Task instructions |
Identify all lines in the listing that include the word "واستدركناه", and copy them out.

Stored items:
● ● ● ● ●
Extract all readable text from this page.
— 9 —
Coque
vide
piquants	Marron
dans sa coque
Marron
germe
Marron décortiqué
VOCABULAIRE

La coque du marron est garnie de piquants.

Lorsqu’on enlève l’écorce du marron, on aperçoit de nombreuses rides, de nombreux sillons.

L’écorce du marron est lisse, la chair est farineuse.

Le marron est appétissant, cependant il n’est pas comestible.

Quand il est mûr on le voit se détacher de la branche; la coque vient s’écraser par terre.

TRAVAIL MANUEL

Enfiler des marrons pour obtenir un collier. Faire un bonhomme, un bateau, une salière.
● ● ● ● ●
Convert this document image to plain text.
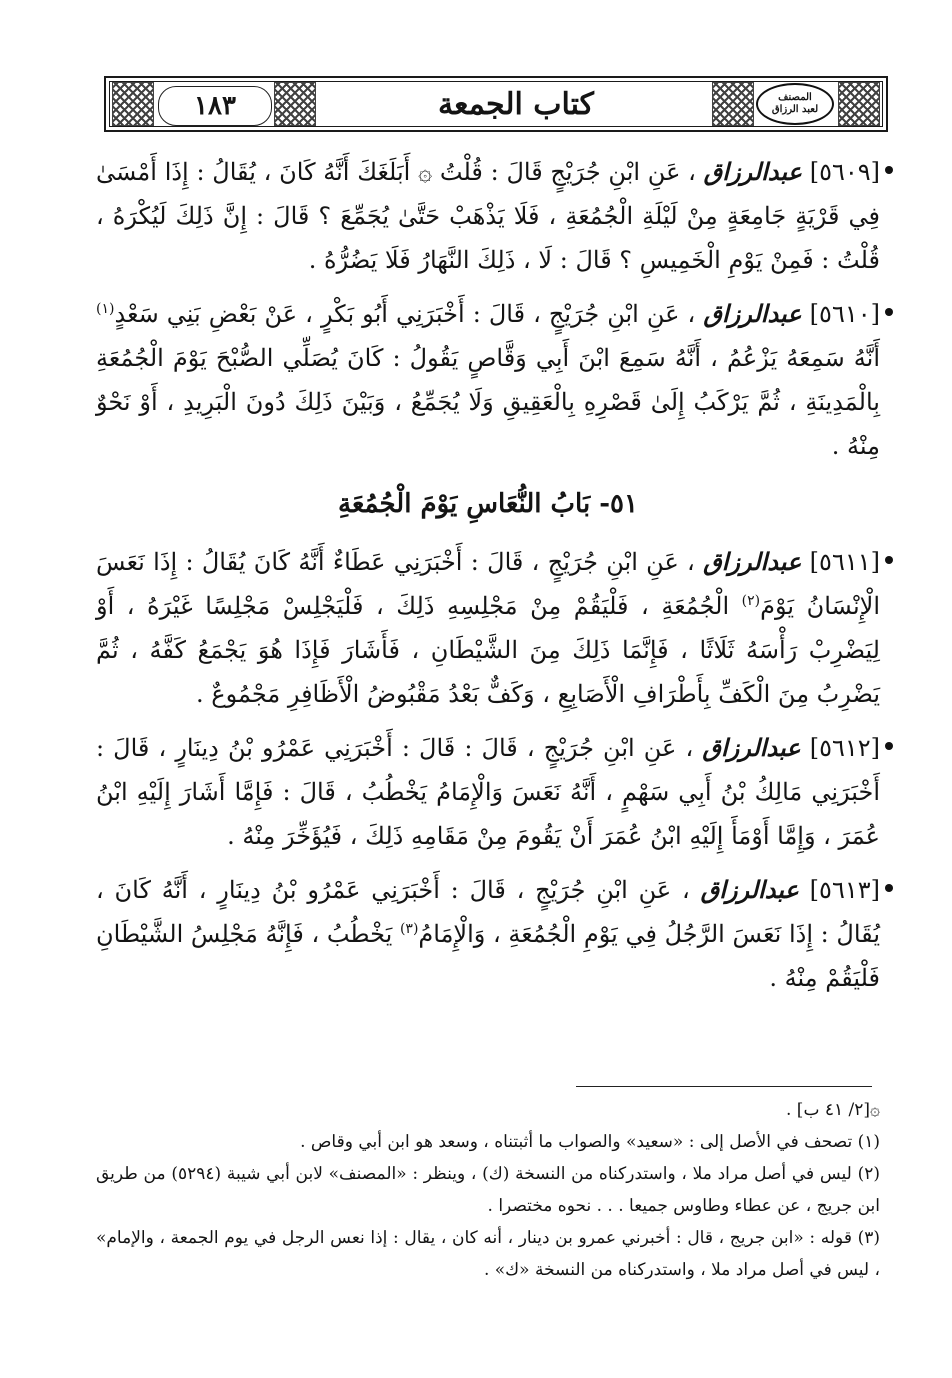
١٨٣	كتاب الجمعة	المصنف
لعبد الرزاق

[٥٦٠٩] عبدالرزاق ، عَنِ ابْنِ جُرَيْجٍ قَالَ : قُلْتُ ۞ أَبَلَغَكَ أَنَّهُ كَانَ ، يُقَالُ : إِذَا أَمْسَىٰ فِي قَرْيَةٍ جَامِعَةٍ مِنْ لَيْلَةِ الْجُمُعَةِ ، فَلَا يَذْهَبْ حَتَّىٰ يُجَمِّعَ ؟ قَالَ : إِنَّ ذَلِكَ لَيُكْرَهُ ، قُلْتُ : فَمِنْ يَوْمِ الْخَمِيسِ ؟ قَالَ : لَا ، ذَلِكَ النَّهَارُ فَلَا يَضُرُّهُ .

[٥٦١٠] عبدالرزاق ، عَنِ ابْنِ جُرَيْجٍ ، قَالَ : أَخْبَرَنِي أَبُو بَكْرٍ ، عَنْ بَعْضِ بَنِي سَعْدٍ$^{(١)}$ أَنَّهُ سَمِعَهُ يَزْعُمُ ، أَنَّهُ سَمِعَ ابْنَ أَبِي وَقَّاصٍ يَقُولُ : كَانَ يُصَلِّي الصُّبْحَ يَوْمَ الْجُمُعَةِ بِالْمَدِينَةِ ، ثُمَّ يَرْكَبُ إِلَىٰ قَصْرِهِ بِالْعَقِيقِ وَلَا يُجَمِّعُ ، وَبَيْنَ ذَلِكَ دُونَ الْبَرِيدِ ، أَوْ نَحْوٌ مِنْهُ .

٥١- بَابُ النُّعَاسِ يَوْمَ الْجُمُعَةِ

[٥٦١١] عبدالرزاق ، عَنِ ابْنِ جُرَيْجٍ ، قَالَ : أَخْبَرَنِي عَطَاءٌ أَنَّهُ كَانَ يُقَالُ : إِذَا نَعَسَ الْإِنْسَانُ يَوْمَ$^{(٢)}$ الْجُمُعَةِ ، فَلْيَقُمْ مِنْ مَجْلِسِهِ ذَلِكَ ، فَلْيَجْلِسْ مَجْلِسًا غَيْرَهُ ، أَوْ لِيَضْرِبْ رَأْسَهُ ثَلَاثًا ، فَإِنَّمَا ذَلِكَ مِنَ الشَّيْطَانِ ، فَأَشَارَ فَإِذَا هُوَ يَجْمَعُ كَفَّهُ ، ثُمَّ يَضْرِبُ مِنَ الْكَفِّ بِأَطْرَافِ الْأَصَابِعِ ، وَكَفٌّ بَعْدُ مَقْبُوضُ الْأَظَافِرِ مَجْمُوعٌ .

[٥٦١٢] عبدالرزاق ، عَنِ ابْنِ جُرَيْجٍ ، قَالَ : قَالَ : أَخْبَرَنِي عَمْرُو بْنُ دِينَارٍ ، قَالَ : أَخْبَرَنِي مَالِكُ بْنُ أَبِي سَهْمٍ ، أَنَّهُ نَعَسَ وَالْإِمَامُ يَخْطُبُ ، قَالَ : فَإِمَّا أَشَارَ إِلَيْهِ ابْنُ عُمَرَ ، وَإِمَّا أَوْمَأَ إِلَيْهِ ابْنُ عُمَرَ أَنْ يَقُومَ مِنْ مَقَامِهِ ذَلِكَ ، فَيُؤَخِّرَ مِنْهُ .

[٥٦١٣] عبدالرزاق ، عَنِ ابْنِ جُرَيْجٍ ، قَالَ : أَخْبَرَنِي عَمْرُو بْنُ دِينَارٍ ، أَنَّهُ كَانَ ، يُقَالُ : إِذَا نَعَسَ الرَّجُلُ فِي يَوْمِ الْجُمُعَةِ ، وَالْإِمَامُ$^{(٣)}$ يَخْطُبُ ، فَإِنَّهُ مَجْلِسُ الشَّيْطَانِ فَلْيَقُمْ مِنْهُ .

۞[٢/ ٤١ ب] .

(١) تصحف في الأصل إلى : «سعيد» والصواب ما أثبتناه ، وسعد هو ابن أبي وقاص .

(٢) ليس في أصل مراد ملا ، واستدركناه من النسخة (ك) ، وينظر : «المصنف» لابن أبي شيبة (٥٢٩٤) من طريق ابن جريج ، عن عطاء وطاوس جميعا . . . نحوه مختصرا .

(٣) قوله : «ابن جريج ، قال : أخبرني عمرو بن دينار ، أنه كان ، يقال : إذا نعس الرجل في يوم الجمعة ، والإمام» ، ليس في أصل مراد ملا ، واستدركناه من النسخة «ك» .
● ● ● ● ●
Expected answer |
(٢) ليس في أصل مراد ملا ، واستدركناه من النسخة (ك) ، وينظر : «المصنف» لابن أبي شيبة (٥٢٩٤) من طريق ابن جريج ، عن عطاء وطاوس جميعا . . . نحوه مختصرا .
(٣) قوله : «ابن جريج ، قال : أخبرني عمرو بن دينار ، أنه كان ، يقال : إذا نعس الرجل في يوم الجمعة ، والإمام» ، ليس في أصل مراد ملا ، واستدركناه من النسخة «ك» .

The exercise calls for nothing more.